Goal of the exercise. Repeat the line that contains "Parse this screenshot: output" and all lines after it through the end, exactly as they are, minus the pictures.

Material for the task.

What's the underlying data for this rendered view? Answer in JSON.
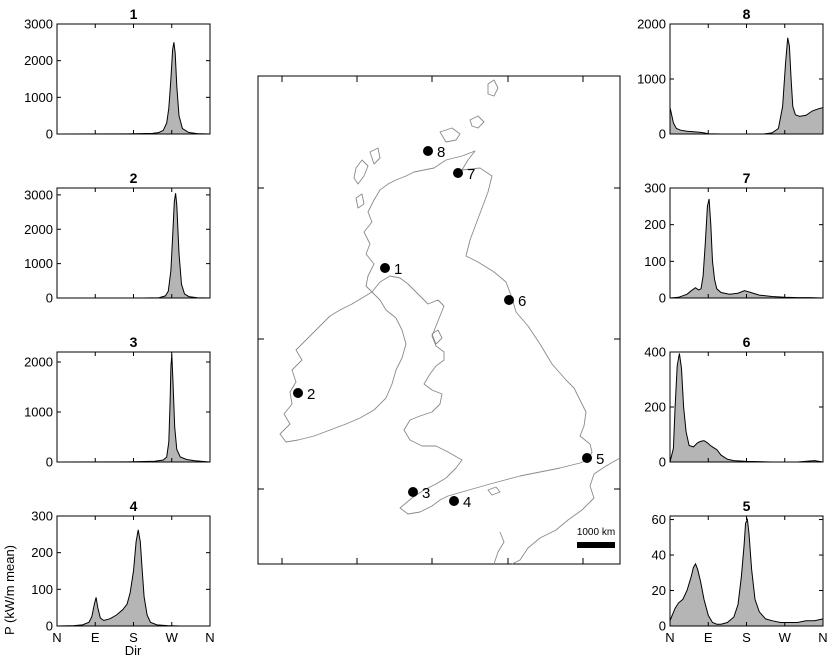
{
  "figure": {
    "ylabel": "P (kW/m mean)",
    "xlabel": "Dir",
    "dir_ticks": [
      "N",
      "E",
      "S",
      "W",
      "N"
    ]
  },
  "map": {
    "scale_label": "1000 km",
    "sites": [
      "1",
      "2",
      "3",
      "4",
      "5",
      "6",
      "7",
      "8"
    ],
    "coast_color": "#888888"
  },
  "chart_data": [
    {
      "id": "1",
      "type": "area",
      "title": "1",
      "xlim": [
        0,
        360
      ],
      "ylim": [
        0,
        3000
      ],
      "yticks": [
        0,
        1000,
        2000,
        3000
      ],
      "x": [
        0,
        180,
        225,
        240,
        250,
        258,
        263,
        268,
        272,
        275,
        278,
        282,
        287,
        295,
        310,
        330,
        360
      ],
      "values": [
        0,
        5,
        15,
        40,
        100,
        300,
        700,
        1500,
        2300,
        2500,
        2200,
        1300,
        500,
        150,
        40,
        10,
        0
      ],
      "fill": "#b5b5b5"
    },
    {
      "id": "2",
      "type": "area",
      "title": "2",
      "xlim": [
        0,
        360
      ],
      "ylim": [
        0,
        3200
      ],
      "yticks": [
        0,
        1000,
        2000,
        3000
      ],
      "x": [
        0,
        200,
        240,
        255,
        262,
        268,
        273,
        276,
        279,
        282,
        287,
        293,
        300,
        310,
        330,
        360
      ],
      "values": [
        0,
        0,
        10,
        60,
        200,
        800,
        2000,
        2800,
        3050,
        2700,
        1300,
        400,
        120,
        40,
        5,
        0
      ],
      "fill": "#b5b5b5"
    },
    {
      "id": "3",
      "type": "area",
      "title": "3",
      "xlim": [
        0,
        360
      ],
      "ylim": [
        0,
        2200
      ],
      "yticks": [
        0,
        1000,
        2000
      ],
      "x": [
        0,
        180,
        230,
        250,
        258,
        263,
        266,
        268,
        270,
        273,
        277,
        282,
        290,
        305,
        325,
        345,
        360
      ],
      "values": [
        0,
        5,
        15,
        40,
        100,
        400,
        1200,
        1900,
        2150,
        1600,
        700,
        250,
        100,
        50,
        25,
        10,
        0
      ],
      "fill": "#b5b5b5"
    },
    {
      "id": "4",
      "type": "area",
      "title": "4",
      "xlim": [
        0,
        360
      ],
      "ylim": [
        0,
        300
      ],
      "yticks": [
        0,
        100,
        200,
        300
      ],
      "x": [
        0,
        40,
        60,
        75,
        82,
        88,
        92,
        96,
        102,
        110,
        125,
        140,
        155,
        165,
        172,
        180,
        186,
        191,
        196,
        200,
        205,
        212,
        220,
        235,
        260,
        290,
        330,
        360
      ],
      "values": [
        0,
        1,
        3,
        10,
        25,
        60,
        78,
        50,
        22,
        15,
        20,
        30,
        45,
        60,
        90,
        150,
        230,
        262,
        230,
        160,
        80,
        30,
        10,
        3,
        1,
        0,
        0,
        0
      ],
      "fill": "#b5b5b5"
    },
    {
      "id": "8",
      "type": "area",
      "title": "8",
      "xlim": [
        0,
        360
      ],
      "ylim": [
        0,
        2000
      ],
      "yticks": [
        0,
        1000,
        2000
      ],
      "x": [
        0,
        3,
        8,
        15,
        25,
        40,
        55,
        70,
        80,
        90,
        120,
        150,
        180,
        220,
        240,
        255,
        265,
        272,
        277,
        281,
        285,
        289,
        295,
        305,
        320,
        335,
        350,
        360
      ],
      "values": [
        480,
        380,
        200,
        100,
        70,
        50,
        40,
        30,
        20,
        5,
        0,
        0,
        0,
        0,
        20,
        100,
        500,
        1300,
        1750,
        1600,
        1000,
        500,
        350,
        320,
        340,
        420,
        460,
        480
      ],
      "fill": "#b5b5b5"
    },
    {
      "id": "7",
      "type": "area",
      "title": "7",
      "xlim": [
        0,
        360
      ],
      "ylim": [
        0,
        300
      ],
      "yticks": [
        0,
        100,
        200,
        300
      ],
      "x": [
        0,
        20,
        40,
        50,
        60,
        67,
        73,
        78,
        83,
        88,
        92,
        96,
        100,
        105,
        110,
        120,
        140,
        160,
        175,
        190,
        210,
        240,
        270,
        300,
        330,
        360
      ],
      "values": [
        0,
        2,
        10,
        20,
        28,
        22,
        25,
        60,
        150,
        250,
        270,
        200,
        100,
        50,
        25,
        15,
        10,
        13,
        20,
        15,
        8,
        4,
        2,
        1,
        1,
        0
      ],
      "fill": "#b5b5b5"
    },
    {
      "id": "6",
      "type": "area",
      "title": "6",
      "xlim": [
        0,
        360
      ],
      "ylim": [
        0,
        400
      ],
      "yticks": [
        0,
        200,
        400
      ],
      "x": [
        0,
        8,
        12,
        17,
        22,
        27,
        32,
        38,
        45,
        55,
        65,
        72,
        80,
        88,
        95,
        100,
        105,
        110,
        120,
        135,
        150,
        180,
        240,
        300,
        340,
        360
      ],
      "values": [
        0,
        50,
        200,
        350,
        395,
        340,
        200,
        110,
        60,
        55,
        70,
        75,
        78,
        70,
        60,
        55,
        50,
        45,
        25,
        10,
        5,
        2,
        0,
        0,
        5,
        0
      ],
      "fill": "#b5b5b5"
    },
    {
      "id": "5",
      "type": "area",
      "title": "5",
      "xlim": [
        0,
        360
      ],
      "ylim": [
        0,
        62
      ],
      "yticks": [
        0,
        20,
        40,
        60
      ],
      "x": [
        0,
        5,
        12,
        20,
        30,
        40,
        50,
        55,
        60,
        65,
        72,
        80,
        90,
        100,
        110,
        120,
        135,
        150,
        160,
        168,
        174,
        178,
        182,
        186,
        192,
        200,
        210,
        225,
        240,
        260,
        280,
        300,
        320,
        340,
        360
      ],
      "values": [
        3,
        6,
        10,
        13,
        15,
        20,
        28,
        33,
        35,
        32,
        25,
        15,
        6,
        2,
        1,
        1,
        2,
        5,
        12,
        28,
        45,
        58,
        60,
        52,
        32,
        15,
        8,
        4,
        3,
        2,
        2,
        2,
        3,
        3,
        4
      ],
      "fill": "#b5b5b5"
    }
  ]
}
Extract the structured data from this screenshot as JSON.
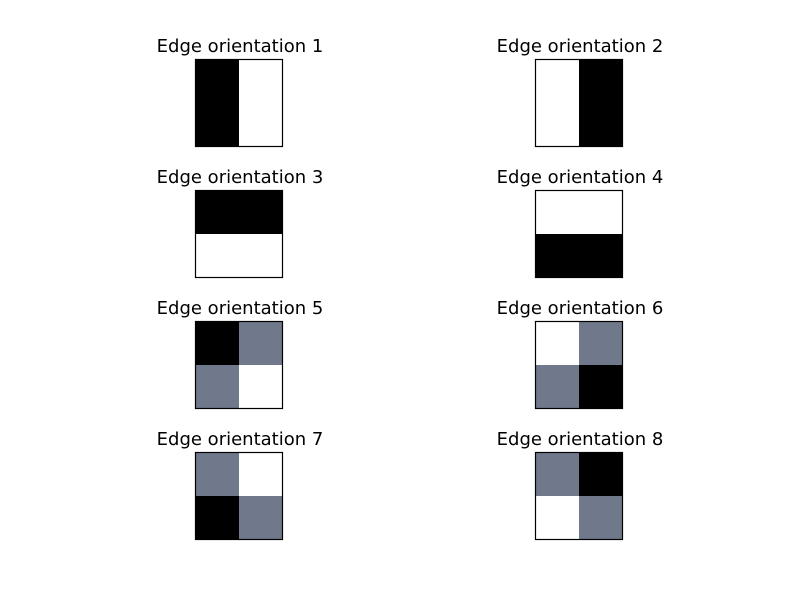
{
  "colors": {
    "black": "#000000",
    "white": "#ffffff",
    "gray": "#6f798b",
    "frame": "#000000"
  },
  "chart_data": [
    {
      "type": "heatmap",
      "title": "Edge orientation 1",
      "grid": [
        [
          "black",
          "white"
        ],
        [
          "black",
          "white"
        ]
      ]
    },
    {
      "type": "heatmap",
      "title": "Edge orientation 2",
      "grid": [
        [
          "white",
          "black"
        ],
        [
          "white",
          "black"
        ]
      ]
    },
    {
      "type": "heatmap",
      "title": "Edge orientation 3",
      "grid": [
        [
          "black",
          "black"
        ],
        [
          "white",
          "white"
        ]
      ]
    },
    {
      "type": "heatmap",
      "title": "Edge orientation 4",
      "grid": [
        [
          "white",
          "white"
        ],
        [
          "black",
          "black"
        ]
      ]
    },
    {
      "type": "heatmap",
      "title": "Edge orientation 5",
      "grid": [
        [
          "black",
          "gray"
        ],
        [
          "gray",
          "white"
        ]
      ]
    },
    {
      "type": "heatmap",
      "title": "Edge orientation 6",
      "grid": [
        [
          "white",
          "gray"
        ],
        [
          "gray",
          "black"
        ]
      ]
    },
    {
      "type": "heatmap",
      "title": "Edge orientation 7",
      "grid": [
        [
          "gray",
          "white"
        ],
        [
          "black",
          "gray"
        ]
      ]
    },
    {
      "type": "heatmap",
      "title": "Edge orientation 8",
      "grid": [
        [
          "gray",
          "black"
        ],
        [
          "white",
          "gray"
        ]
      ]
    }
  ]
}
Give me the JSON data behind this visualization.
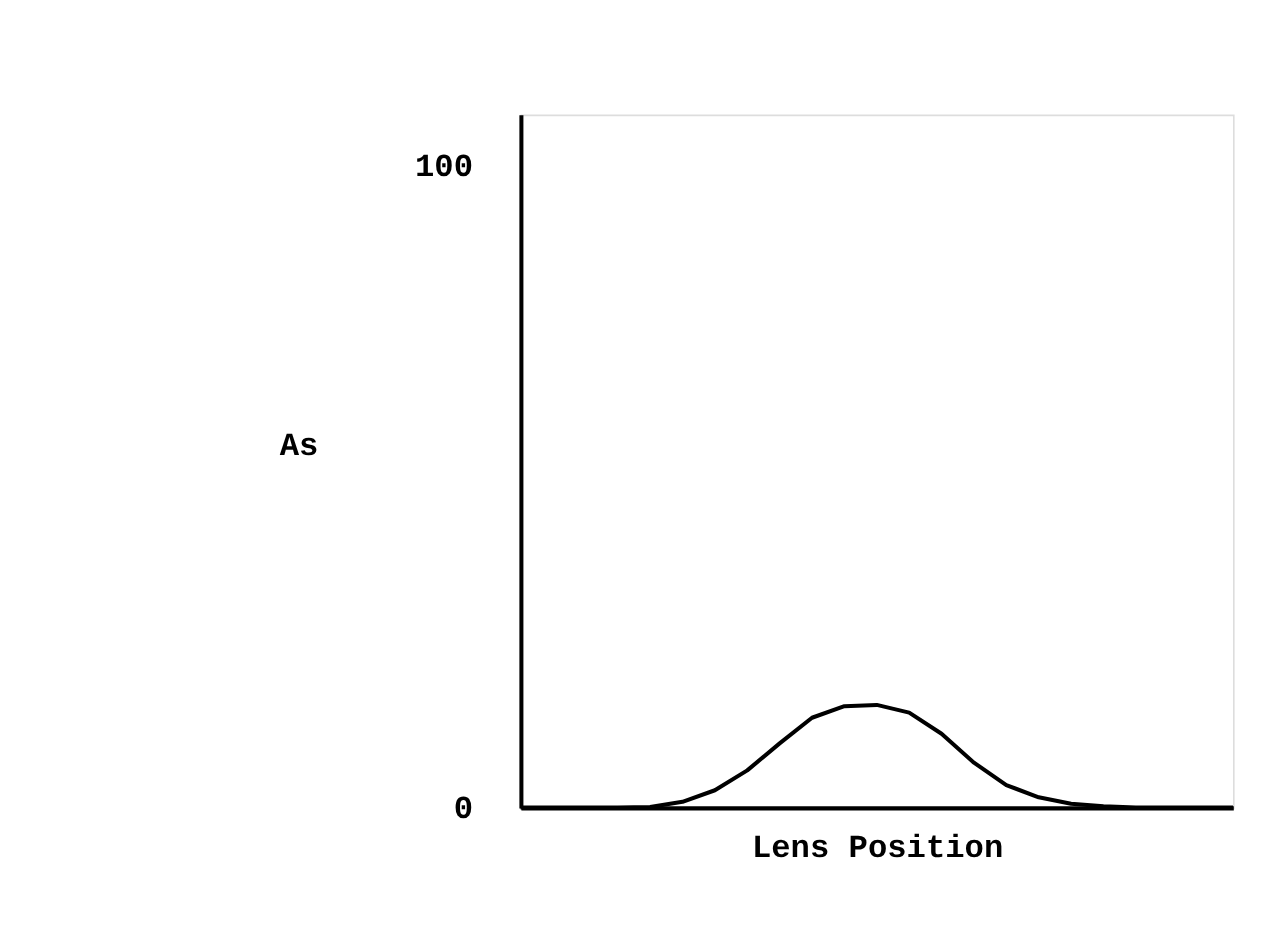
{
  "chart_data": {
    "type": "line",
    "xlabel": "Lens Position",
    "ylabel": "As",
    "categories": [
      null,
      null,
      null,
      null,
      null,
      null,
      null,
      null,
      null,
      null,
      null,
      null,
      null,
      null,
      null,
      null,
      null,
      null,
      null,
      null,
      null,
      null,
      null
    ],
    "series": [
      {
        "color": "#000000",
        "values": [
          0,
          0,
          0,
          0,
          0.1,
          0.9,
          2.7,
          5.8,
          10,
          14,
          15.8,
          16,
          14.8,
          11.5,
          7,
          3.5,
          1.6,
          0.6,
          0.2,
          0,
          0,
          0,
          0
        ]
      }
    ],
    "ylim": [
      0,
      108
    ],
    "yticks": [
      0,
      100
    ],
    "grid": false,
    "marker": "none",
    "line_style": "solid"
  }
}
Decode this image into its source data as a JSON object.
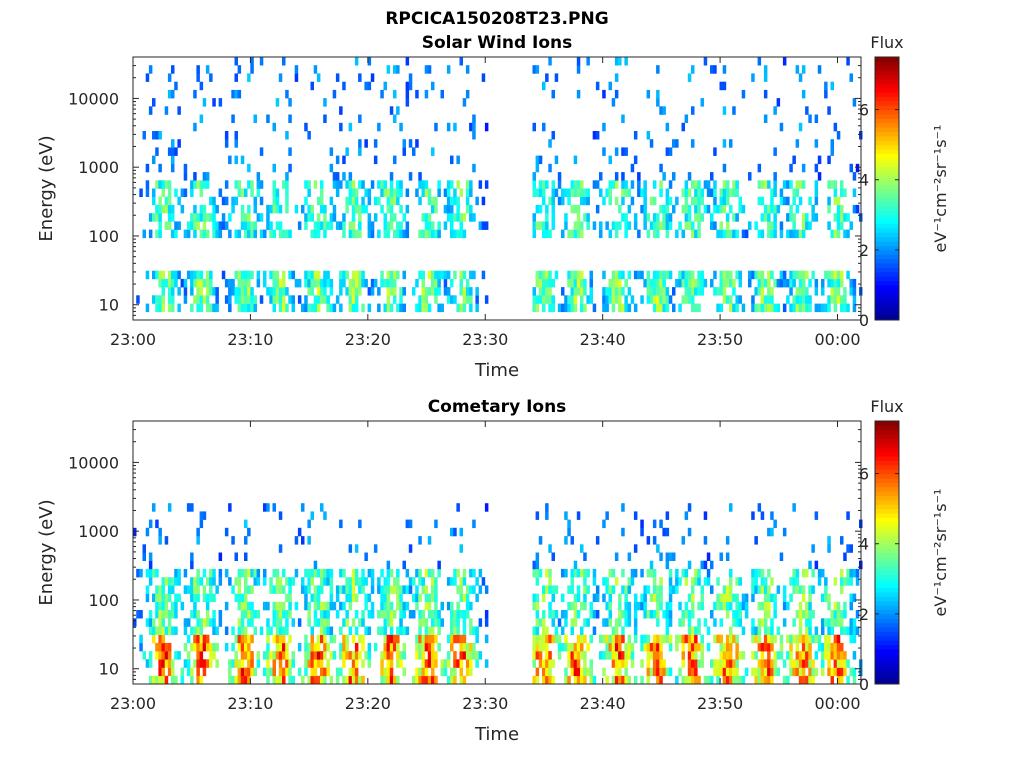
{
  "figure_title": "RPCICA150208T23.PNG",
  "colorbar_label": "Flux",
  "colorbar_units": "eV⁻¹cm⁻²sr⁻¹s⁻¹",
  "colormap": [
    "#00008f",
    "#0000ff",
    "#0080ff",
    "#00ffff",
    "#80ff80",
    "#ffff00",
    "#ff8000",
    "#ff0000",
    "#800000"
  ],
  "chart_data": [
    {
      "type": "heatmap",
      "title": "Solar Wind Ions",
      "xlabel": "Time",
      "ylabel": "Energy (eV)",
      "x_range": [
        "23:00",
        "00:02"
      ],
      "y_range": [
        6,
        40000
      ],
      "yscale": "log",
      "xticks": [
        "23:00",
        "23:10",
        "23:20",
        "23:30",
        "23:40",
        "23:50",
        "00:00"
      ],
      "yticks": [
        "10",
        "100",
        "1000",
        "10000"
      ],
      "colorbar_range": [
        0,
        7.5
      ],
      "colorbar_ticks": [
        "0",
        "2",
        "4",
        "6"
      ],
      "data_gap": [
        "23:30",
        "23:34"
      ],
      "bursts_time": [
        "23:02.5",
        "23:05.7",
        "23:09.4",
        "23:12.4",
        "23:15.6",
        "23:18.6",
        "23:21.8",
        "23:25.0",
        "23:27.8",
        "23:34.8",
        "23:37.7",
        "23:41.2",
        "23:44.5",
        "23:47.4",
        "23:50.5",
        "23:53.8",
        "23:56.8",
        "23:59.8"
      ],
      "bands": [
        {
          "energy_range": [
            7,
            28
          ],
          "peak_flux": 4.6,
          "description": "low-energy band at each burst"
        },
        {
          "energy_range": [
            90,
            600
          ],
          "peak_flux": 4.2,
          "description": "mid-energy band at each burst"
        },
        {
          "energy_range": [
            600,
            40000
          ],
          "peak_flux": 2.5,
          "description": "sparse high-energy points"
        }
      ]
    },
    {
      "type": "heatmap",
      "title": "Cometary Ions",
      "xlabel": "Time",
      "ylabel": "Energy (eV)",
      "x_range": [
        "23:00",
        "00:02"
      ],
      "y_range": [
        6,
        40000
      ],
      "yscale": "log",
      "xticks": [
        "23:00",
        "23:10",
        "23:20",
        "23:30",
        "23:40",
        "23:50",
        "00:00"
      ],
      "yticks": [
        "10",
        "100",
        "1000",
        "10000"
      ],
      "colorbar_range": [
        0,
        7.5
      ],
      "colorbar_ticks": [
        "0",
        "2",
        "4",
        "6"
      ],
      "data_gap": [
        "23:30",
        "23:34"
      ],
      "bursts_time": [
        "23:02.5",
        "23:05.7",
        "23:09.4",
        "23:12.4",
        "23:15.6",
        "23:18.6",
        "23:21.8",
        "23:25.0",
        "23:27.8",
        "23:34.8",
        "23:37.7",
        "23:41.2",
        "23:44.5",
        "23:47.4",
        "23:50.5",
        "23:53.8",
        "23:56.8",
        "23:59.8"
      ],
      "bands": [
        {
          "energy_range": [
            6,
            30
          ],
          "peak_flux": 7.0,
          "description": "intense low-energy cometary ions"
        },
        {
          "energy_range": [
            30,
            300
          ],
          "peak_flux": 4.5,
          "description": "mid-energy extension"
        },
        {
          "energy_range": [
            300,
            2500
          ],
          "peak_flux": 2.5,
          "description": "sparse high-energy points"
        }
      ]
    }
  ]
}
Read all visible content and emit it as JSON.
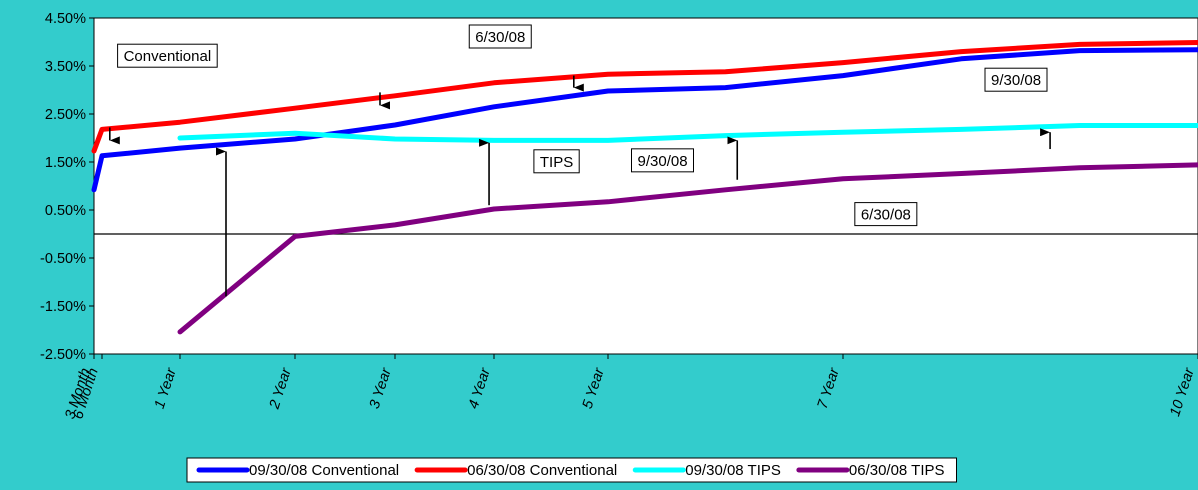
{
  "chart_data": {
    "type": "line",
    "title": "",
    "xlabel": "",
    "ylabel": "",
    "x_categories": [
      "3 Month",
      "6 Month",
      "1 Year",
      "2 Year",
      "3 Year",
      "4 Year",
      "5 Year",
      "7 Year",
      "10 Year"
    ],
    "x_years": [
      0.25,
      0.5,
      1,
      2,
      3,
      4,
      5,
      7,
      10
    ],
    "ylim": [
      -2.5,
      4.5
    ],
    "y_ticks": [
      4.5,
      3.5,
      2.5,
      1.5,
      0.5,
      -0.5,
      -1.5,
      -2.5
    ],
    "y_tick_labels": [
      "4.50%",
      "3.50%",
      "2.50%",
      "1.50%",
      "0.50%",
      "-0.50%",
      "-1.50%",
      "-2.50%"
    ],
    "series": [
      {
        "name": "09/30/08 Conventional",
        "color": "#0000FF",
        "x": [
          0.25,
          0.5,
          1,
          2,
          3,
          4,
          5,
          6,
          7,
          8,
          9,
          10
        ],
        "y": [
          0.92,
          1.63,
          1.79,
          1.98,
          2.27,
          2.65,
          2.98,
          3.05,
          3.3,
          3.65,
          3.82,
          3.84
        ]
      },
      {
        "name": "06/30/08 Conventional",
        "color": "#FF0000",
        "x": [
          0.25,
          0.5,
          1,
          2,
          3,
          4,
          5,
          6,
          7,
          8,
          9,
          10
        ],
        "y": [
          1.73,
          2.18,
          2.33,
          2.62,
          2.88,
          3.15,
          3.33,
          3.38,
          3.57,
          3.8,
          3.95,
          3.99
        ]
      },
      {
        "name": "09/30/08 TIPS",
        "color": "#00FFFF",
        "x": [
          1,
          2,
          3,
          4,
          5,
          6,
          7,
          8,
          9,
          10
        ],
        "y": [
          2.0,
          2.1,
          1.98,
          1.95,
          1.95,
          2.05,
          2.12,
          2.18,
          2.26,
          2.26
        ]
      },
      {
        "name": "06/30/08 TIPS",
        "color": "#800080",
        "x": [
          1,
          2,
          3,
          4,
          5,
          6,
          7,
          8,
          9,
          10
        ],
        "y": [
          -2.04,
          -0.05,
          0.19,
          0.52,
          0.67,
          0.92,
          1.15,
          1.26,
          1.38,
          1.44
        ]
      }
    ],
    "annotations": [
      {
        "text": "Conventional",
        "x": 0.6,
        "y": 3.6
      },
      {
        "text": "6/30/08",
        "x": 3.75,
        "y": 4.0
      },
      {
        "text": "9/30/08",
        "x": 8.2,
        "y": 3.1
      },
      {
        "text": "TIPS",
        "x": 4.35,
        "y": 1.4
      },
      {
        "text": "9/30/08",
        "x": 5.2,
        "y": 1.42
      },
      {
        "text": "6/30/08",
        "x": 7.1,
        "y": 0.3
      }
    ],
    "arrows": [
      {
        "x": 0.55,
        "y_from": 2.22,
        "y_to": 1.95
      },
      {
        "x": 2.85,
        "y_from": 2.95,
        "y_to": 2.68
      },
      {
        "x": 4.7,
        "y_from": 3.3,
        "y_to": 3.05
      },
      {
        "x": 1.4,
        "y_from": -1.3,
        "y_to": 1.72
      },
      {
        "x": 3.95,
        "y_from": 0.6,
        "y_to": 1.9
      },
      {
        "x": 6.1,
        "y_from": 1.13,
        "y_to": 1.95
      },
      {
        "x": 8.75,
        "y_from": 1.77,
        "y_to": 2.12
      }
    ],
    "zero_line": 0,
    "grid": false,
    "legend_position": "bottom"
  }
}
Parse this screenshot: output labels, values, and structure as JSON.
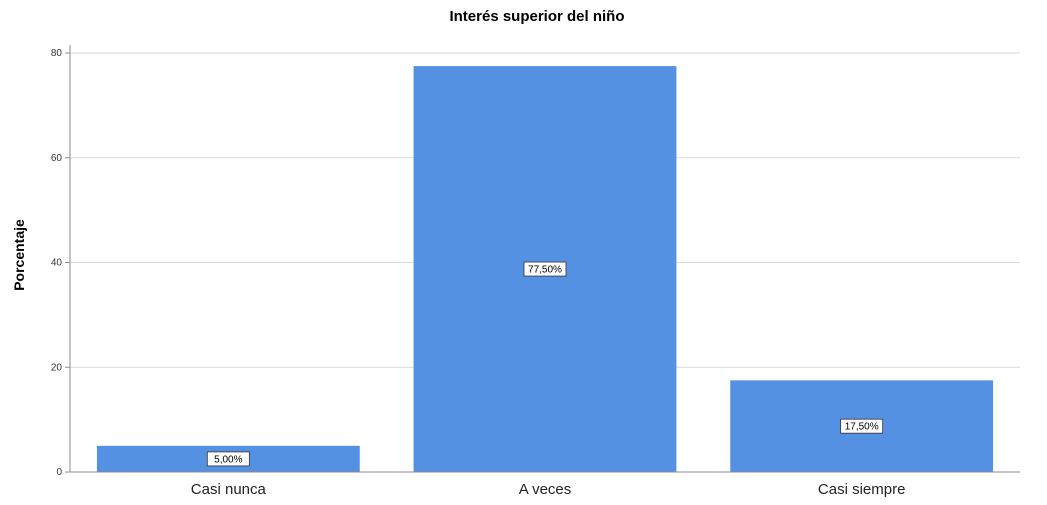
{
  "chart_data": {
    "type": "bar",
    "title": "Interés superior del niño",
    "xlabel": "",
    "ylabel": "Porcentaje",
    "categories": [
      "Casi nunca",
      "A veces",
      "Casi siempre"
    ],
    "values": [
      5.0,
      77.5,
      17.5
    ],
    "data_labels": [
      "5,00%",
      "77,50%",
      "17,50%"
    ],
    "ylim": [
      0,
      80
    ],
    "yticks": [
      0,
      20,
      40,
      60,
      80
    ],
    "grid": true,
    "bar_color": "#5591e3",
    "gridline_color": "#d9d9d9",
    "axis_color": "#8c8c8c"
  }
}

Exercise result.
Parse this screenshot: output labels, values, and structure as JSON.
{
  "chart_data": {
    "type": "bar",
    "title": "Interés superior del niño",
    "xlabel": "",
    "ylabel": "Porcentaje",
    "categories": [
      "Casi nunca",
      "A veces",
      "Casi siempre"
    ],
    "values": [
      5.0,
      77.5,
      17.5
    ],
    "data_labels": [
      "5,00%",
      "77,50%",
      "17,50%"
    ],
    "ylim": [
      0,
      80
    ],
    "yticks": [
      0,
      20,
      40,
      60,
      80
    ],
    "grid": true,
    "bar_color": "#5591e3",
    "gridline_color": "#d9d9d9",
    "axis_color": "#8c8c8c"
  }
}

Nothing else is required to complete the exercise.